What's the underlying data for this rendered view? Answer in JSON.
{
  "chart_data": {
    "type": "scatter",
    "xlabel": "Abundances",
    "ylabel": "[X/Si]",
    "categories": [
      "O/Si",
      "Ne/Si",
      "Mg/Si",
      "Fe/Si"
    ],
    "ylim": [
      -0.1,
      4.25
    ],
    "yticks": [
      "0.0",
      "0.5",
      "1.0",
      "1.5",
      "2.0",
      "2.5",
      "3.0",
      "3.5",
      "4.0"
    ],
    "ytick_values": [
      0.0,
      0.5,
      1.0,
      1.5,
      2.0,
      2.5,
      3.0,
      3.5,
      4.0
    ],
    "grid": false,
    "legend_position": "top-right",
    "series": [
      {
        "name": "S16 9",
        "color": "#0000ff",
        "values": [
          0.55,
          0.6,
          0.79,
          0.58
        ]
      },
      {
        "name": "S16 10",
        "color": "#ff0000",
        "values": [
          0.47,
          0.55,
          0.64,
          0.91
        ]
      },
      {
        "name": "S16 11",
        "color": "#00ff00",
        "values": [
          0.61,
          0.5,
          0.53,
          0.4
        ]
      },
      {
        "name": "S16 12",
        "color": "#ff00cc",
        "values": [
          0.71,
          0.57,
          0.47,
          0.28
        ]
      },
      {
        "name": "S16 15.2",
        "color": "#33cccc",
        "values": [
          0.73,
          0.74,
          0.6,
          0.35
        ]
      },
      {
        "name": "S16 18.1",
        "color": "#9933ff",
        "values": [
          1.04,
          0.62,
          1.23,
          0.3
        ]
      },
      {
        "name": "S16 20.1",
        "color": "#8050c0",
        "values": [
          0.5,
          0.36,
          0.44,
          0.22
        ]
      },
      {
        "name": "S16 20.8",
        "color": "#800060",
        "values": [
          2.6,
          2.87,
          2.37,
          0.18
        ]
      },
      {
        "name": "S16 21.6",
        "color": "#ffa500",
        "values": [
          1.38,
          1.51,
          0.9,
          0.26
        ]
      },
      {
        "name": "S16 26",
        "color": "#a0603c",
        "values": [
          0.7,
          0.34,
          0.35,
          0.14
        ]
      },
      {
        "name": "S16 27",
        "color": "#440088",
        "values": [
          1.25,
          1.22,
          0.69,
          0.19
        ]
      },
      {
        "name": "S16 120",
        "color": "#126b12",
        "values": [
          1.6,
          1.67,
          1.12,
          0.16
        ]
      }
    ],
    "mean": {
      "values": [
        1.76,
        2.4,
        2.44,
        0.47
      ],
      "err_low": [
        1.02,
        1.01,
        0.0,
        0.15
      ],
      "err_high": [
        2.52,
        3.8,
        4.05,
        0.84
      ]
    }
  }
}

|---|

WHAT THE TASK REQUIRES: Show each line holding the word "name".

TASK ANSWER:
        "name": "S16 9",
        "name": "S16 10",
        "name": "S16 11",
        "name": "S16 12",
        "name": "S16 15.2",
        "name": "S16 18.1",
        "name": "S16 20.1",
        "name": "S16 20.8",
        "name": "S16 21.6",
        "name": "S16 26",
        "name": "S16 27",
        "name": "S16 120",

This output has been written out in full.